| Available records |
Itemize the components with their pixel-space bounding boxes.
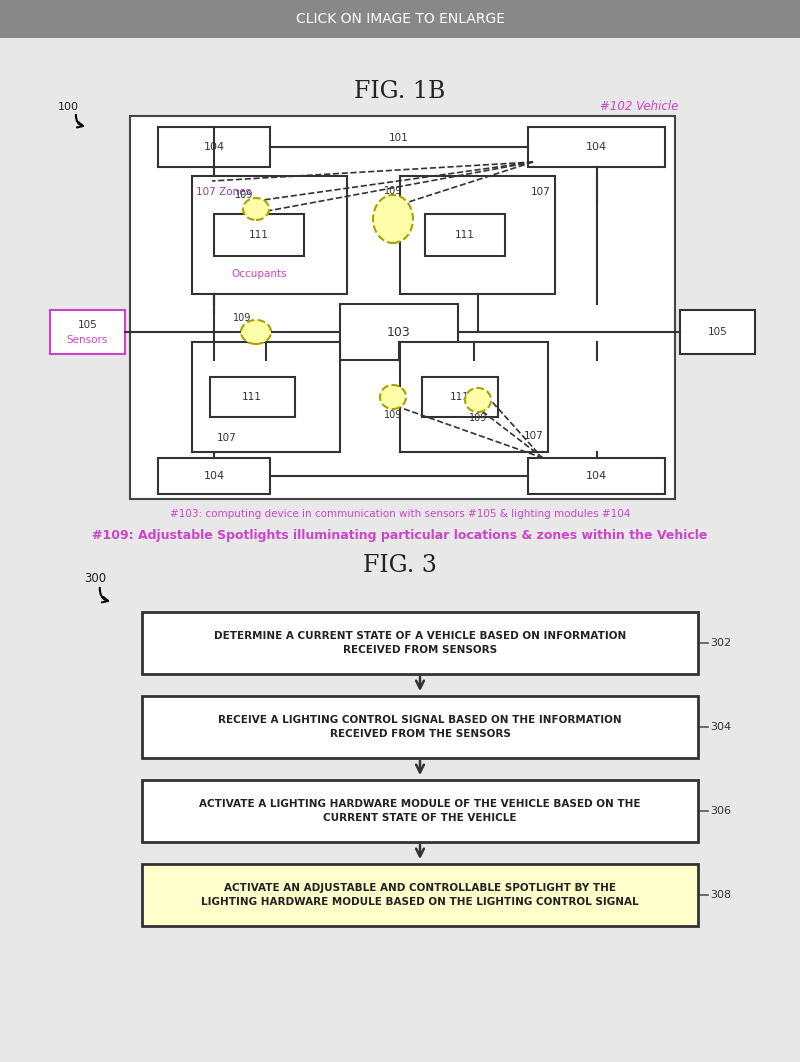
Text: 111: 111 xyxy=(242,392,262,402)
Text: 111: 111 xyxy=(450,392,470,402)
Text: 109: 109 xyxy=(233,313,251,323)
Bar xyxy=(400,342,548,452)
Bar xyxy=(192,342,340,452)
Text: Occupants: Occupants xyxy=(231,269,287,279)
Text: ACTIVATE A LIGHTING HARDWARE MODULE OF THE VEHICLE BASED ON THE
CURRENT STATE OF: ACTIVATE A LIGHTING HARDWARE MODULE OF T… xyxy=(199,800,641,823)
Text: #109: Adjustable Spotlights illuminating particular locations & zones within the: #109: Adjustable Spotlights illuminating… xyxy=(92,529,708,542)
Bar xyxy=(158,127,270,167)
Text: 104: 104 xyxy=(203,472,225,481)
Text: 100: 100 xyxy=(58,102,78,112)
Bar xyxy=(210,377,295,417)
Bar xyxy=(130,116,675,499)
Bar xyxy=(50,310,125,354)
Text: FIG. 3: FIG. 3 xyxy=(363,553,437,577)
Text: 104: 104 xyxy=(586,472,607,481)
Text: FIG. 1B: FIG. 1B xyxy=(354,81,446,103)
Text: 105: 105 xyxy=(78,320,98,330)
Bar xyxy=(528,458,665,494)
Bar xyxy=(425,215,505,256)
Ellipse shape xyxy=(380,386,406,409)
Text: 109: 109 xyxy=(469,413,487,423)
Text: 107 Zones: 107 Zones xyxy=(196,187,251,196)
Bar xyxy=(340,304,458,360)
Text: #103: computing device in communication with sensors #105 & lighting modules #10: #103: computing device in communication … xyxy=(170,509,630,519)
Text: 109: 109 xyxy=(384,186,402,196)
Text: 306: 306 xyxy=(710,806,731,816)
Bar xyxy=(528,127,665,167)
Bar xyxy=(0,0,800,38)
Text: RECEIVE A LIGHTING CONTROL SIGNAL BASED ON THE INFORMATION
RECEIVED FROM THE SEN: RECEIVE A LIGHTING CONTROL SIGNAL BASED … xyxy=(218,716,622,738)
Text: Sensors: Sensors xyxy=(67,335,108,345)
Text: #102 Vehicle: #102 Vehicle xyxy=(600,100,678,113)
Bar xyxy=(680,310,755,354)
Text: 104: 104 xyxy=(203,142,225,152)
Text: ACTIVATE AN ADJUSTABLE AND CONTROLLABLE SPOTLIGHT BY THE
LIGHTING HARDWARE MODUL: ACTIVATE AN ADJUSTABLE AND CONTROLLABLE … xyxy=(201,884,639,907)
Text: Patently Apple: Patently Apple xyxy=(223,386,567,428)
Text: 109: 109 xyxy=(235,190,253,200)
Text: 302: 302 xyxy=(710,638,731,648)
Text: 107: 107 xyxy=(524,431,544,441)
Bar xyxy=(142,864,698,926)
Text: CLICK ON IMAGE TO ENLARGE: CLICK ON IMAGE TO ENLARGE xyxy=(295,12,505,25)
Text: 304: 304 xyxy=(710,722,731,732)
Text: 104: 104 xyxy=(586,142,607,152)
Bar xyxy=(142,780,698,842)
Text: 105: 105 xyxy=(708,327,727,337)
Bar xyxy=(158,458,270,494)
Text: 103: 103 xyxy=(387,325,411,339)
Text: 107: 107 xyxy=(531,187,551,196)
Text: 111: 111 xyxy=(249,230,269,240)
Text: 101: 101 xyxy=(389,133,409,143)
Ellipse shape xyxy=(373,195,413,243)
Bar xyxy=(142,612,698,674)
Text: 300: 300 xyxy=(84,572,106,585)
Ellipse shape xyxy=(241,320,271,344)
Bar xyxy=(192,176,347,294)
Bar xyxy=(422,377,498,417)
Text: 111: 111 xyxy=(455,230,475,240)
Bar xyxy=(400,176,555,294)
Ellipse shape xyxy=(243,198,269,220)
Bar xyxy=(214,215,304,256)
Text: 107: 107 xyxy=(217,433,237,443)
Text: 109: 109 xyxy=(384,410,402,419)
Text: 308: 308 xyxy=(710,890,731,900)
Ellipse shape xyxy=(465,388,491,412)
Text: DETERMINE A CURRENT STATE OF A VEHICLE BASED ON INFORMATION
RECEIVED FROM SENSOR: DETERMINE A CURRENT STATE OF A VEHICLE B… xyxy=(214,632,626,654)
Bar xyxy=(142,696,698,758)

| Work to be completed |
Print the lines of the entries above verbatim, starting at the line that contains "Text: 111: 111 xyxy=(242,392,262,402)" and ending at the line that contains "Text: ACTIVATE A LIGHTING", with both of those lines included.

| Correct output |
Text: 111: 111 xyxy=(242,392,262,402)
Text: 111: 111 xyxy=(450,392,470,402)
Text: 109: 109 xyxy=(233,313,251,323)
Bar xyxy=(400,342,548,452)
Bar xyxy=(192,342,340,452)
Text: Occupants: Occupants xyxy=(231,269,287,279)
Text: ACTIVATE A LIGHTING HARDWARE MODULE OF THE VEHICLE BASED ON THE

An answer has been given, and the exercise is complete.